Return all the entries exactly, keeping pictures out.
-- start of GIVEN DATA --
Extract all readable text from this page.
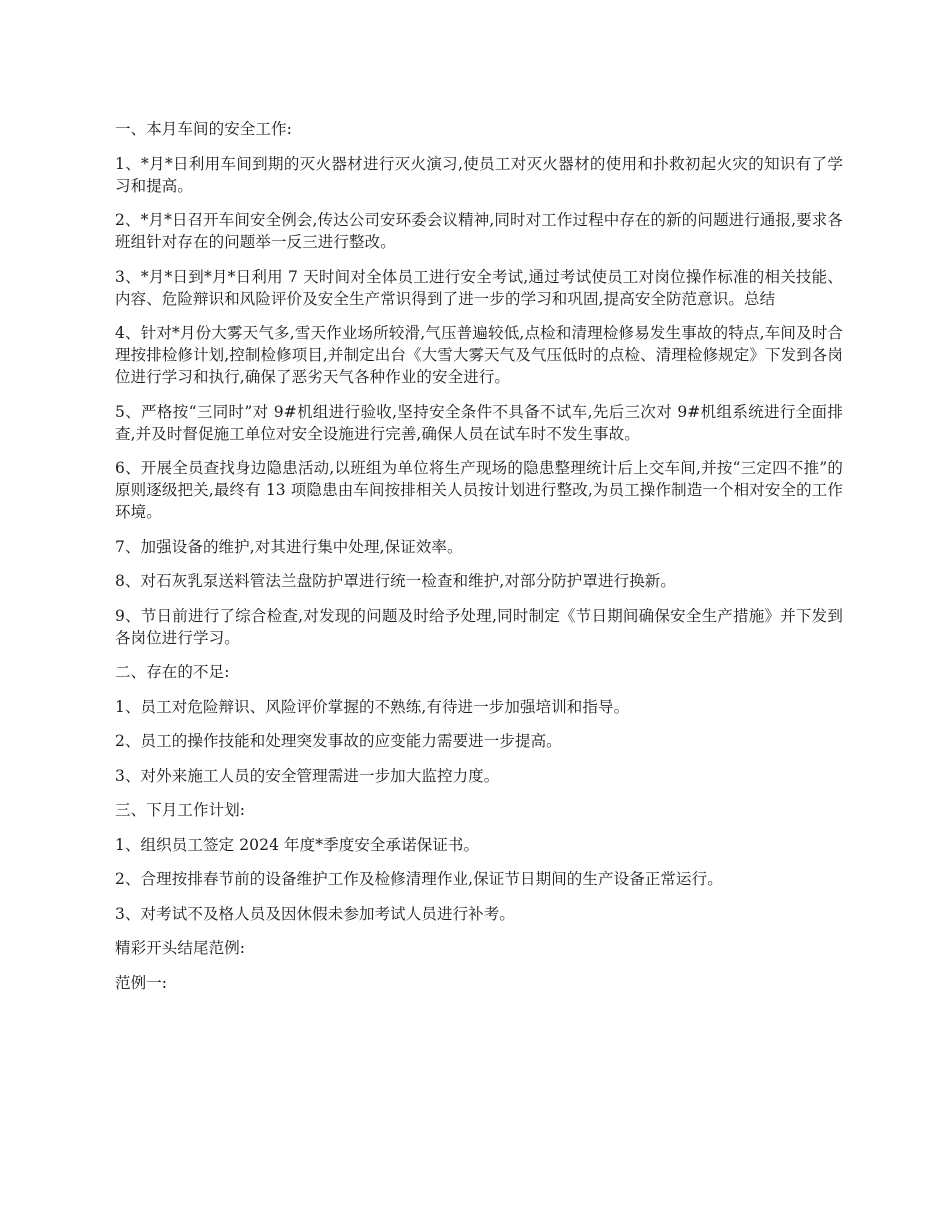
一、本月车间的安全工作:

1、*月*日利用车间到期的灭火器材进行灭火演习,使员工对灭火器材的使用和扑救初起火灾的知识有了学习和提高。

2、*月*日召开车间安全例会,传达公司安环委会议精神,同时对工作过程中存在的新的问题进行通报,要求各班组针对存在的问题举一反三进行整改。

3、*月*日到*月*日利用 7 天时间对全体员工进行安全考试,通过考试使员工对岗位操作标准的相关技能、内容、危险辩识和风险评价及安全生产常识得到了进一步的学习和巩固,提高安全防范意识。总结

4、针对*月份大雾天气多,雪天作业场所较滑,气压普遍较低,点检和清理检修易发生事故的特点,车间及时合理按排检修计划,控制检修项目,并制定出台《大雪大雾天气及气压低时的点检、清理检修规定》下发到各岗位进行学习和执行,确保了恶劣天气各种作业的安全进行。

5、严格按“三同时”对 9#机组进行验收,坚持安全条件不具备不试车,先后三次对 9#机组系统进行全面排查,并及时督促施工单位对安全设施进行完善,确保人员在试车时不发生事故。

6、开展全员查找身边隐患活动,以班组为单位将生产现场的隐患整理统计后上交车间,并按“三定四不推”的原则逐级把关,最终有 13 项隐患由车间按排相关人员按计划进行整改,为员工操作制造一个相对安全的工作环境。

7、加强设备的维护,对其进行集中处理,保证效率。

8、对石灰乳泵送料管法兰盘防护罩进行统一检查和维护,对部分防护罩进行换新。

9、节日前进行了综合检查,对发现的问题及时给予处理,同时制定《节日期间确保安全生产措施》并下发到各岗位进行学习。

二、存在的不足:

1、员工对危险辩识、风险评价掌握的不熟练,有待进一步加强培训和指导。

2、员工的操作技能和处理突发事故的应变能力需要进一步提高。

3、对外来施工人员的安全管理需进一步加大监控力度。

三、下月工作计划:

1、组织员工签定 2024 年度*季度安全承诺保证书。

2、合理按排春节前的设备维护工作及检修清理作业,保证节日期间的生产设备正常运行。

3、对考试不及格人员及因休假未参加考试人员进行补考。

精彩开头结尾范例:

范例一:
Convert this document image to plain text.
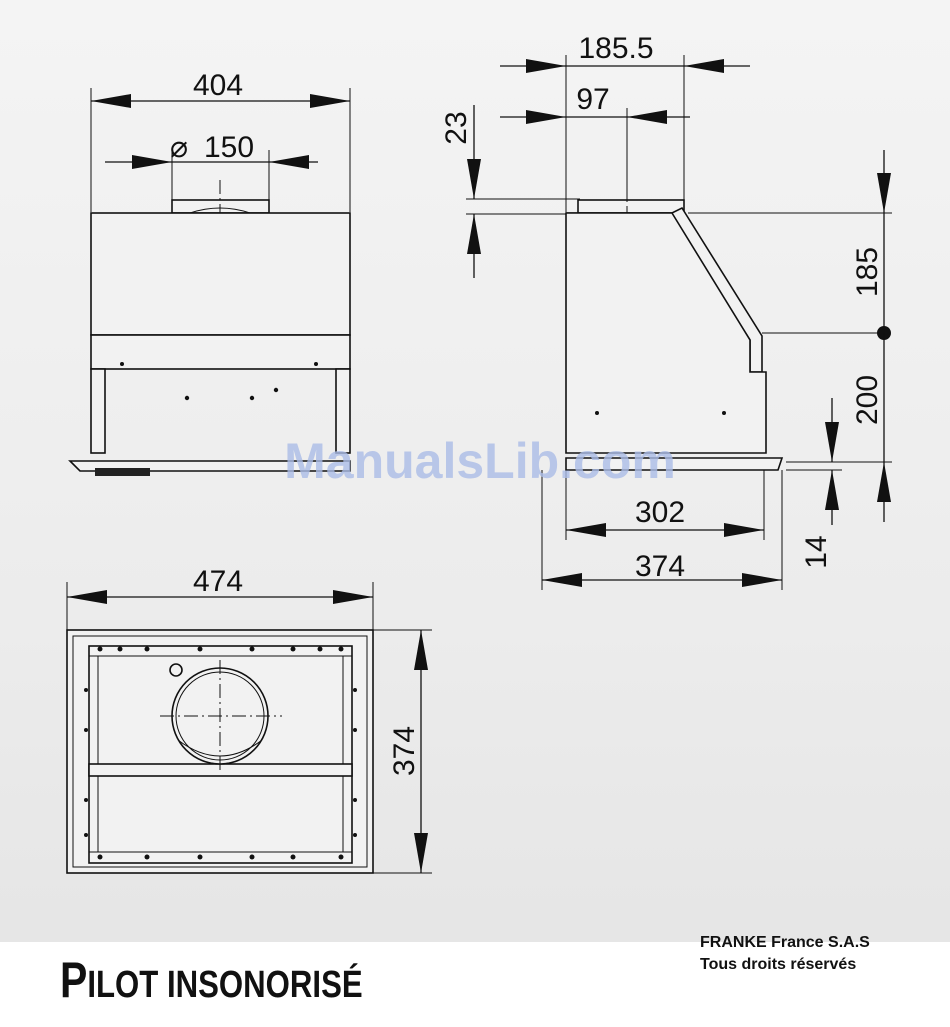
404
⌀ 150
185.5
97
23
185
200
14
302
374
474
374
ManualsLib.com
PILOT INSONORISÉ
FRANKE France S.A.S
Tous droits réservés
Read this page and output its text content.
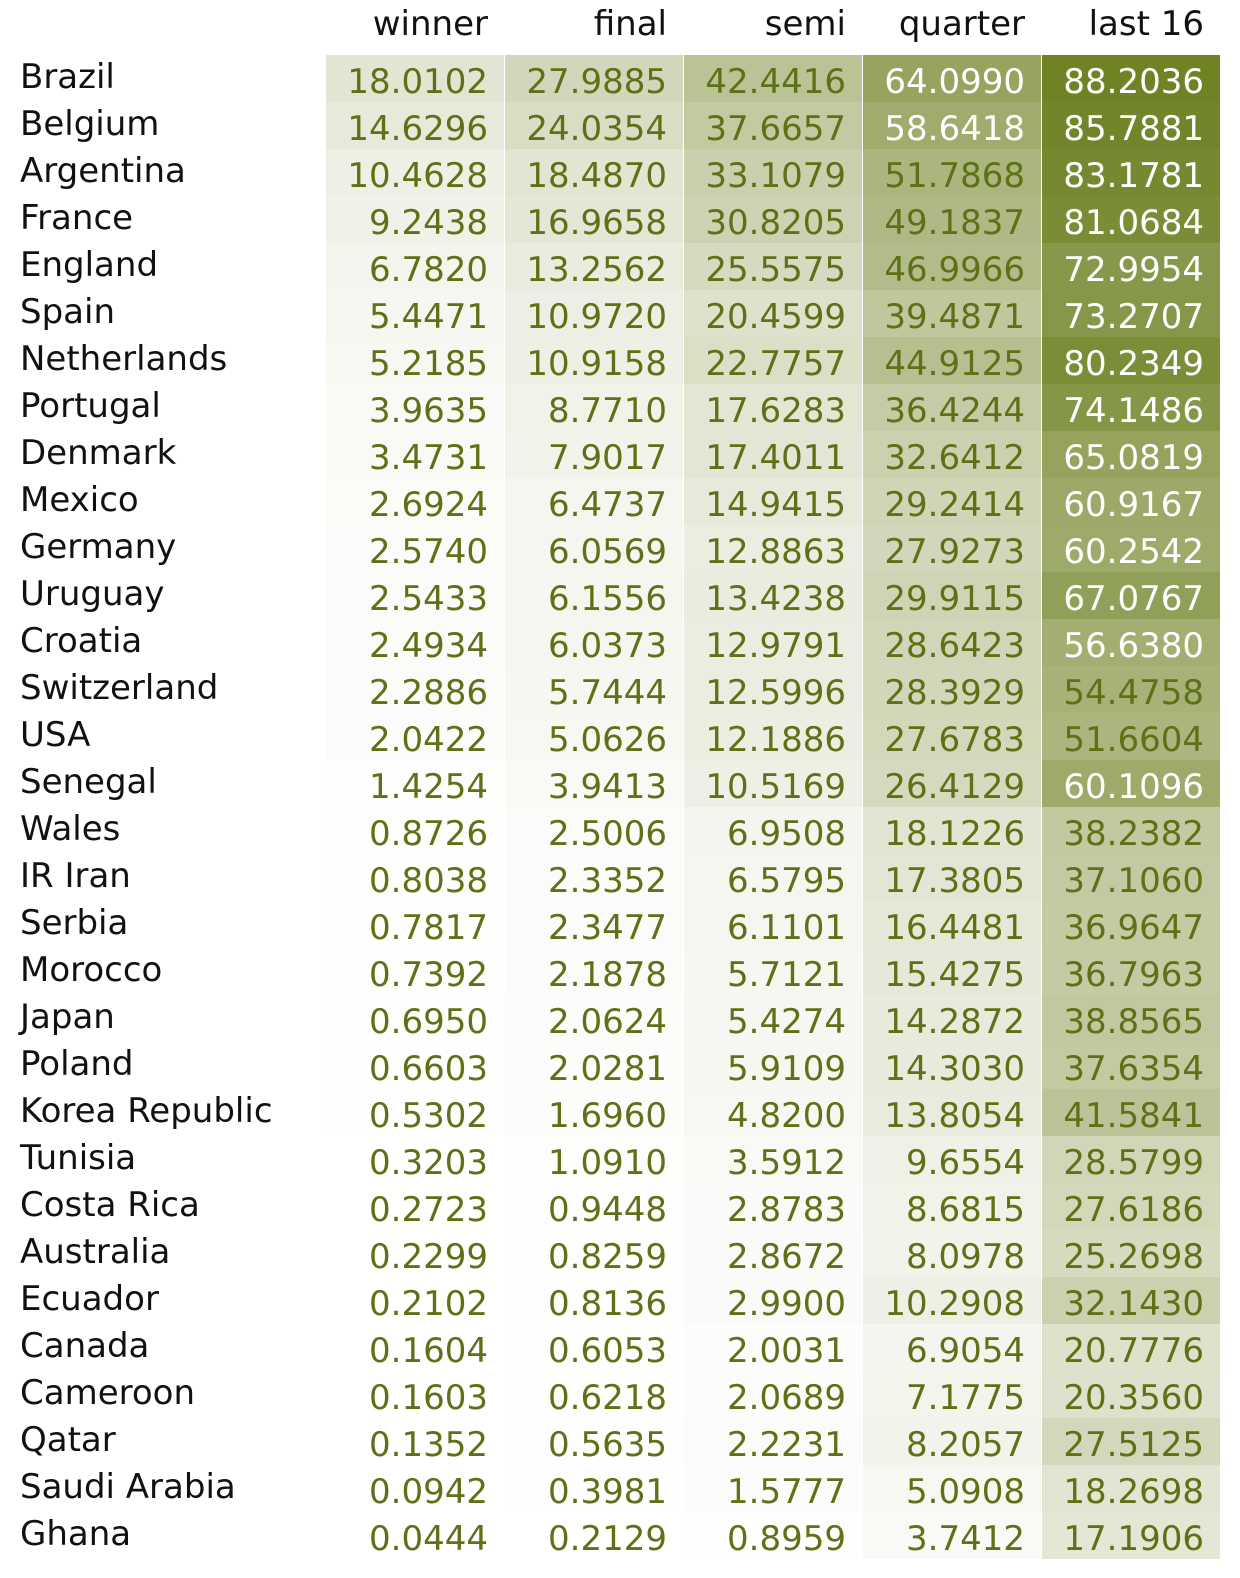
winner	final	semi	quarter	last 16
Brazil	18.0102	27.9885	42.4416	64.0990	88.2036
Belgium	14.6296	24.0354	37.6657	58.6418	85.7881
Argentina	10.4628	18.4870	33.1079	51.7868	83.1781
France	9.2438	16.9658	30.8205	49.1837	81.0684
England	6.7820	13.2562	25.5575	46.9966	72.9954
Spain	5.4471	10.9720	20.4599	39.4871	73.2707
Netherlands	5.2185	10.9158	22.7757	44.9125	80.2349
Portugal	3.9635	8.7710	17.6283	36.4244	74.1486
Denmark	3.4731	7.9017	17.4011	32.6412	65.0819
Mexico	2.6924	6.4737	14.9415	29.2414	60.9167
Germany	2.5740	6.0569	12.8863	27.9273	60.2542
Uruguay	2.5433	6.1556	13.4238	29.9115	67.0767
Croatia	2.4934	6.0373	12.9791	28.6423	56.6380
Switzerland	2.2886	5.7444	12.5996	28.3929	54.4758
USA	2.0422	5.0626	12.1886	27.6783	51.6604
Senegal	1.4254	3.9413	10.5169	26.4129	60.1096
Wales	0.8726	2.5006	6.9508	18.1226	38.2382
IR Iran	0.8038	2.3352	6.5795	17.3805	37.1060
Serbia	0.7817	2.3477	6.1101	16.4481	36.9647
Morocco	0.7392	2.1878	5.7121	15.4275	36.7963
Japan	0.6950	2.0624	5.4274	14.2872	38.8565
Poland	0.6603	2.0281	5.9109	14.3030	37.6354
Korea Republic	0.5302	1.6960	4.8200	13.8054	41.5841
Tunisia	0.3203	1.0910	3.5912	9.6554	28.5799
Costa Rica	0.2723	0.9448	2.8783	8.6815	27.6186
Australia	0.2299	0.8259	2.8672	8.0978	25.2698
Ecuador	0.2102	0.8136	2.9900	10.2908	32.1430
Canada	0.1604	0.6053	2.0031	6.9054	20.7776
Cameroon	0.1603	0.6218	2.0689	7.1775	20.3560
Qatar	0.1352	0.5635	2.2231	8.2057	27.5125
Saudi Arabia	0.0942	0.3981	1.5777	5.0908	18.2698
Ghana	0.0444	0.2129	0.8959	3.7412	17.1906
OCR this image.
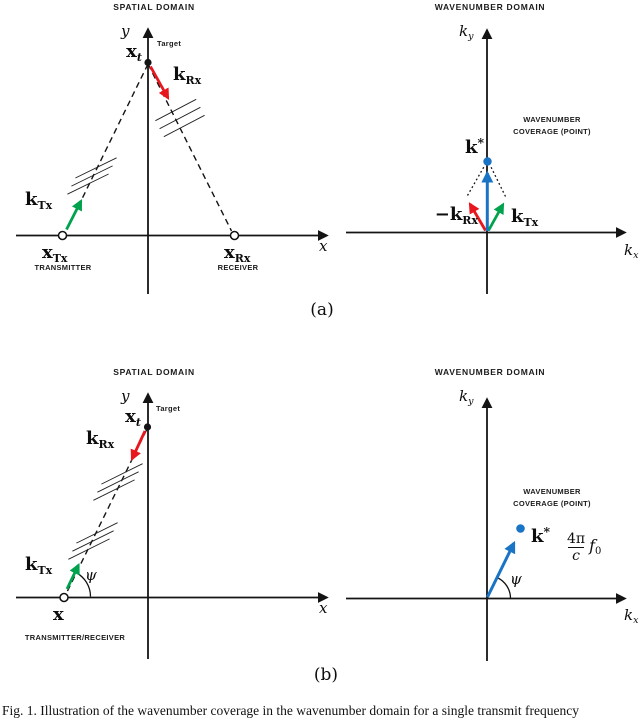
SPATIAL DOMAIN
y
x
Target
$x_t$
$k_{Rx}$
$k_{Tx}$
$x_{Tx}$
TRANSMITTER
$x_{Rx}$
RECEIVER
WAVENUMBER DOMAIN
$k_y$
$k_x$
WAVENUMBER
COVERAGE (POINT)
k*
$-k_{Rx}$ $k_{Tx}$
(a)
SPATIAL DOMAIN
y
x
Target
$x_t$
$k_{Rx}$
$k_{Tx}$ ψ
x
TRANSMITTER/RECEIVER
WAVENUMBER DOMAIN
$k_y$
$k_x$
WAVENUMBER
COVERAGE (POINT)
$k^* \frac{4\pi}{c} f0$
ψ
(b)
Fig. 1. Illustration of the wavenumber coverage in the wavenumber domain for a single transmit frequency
-- end of GIVEN DATA --
## [ANSWER TO THIS TASK]
Extract all readable text from this page.
一、本月车间的安全工作:

1、*月*日利用车间到期的灭火器材进行灭火演习,使员工对灭火器材的使用和扑救初起火灾的知识有了学习和提高。

2、*月*日召开车间安全例会,传达公司安环委会议精神,同时对工作过程中存在的新的问题进行通报,要求各班组针对存在的问题举一反三进行整改。

3、*月*日到*月*日利用 7 天时间对全体员工进行安全考试,通过考试使员工对岗位操作标准的相关技能、内容、危险辩识和风险评价及安全生产常识得到了进一步的学习和巩固,提高安全防范意识。总结

4、针对*月份大雾天气多,雪天作业场所较滑,气压普遍较低,点检和清理检修易发生事故的特点,车间及时合理按排检修计划,控制检修项目,并制定出台《大雪大雾天气及气压低时的点检、清理检修规定》下发到各岗位进行学习和执行,确保了恶劣天气各种作业的安全进行。

5、严格按“三同时”对 9#机组进行验收,坚持安全条件不具备不试车,先后三次对 9#机组系统进行全面排查,并及时督促施工单位对安全设施进行完善,确保人员在试车时不发生事故。

6、开展全员查找身边隐患活动,以班组为单位将生产现场的隐患整理统计后上交车间,并按“三定四不推”的原则逐级把关,最终有 13 项隐患由车间按排相关人员按计划进行整改,为员工操作制造一个相对安全的工作环境。

7、加强设备的维护,对其进行集中处理,保证效率。

8、对石灰乳泵送料管法兰盘防护罩进行统一检查和维护,对部分防护罩进行换新。

9、节日前进行了综合检查,对发现的问题及时给予处理,同时制定《节日期间确保安全生产措施》并下发到各岗位进行学习。

二、存在的不足:

1、员工对危险辩识、风险评价掌握的不熟练,有待进一步加强培训和指导。

2、员工的操作技能和处理突发事故的应变能力需要进一步提高。

3、对外来施工人员的安全管理需进一步加大监控力度。

三、下月工作计划:

1、组织员工签定 2024 年度*季度安全承诺保证书。

2、合理按排春节前的设备维护工作及检修清理作业,保证节日期间的生产设备正常运行。

3、对考试不及格人员及因休假未参加考试人员进行补考。

精彩开头结尾范例:

范例一:
Convert this document image to plain text.
404
⌀ 150
185.5
97
23
185
200
14
302
374
474
374
ManualsLib.com
PILOT INSONORISÉ
FRANKE France S.A.S
Tous droits réservés
Read this page and output its text content.
winner	final	semi	quarter	last 16
Brazil	18.0102	27.9885	42.4416	64.0990	88.2036
Belgium	14.6296	24.0354	37.6657	58.6418	85.7881
Argentina	10.4628	18.4870	33.1079	51.7868	83.1781
France	9.2438	16.9658	30.8205	49.1837	81.0684
England	6.7820	13.2562	25.5575	46.9966	72.9954
Spain	5.4471	10.9720	20.4599	39.4871	73.2707
Netherlands	5.2185	10.9158	22.7757	44.9125	80.2349
Portugal	3.9635	8.7710	17.6283	36.4244	74.1486
Denmark	3.4731	7.9017	17.4011	32.6412	65.0819
Mexico	2.6924	6.4737	14.9415	29.2414	60.9167
Germany	2.5740	6.0569	12.8863	27.9273	60.2542
Uruguay	2.5433	6.1556	13.4238	29.9115	67.0767
Croatia	2.4934	6.0373	12.9791	28.6423	56.6380
Switzerland	2.2886	5.7444	12.5996	28.3929	54.4758
USA	2.0422	5.0626	12.1886	27.6783	51.6604
Senegal	1.4254	3.9413	10.5169	26.4129	60.1096
Wales	0.8726	2.5006	6.9508	18.1226	38.2382
IR Iran	0.8038	2.3352	6.5795	17.3805	37.1060
Serbia	0.7817	2.3477	6.1101	16.4481	36.9647
Morocco	0.7392	2.1878	5.7121	15.4275	36.7963
Japan	0.6950	2.0624	5.4274	14.2872	38.8565
Poland	0.6603	2.0281	5.9109	14.3030	37.6354
Korea Republic	0.5302	1.6960	4.8200	13.8054	41.5841
Tunisia	0.3203	1.0910	3.5912	9.6554	28.5799
Costa Rica	0.2723	0.9448	2.8783	8.6815	27.6186
Australia	0.2299	0.8259	2.8672	8.0978	25.2698
Ecuador	0.2102	0.8136	2.9900	10.2908	32.1430
Canada	0.1604	0.6053	2.0031	6.9054	20.7776
Cameroon	0.1603	0.6218	2.0689	7.1775	20.3560
Qatar	0.1352	0.5635	2.2231	8.2057	27.5125
Saudi Arabia	0.0942	0.3981	1.5777	5.0908	18.2698
Ghana	0.0444	0.2129	0.8959	3.7412	17.1906
OCR this image.
SPATIAL DOMAIN
y
x
Target
$x_t$
$k_{Rx}$
$k_{Tx}$
$x_{Tx}$
TRANSMITTER
$x_{Rx}$
RECEIVER
WAVENUMBER DOMAIN
$k_y$
$k_x$
WAVENUMBER
COVERAGE (POINT)
k*
$-k_{Rx}$ $k_{Tx}$
(a)
SPATIAL DOMAIN
y
x
Target
$x_t$
$k_{Rx}$
$k_{Tx}$ ψ
x
TRANSMITTER/RECEIVER
WAVENUMBER DOMAIN
$k_y$
$k_x$
WAVENUMBER
COVERAGE (POINT)
$k^* \frac{4\pi}{c} f0$
ψ
(b)
Fig. 1. Illustration of the wavenumber coverage in the wavenumber domain for a single transmit frequency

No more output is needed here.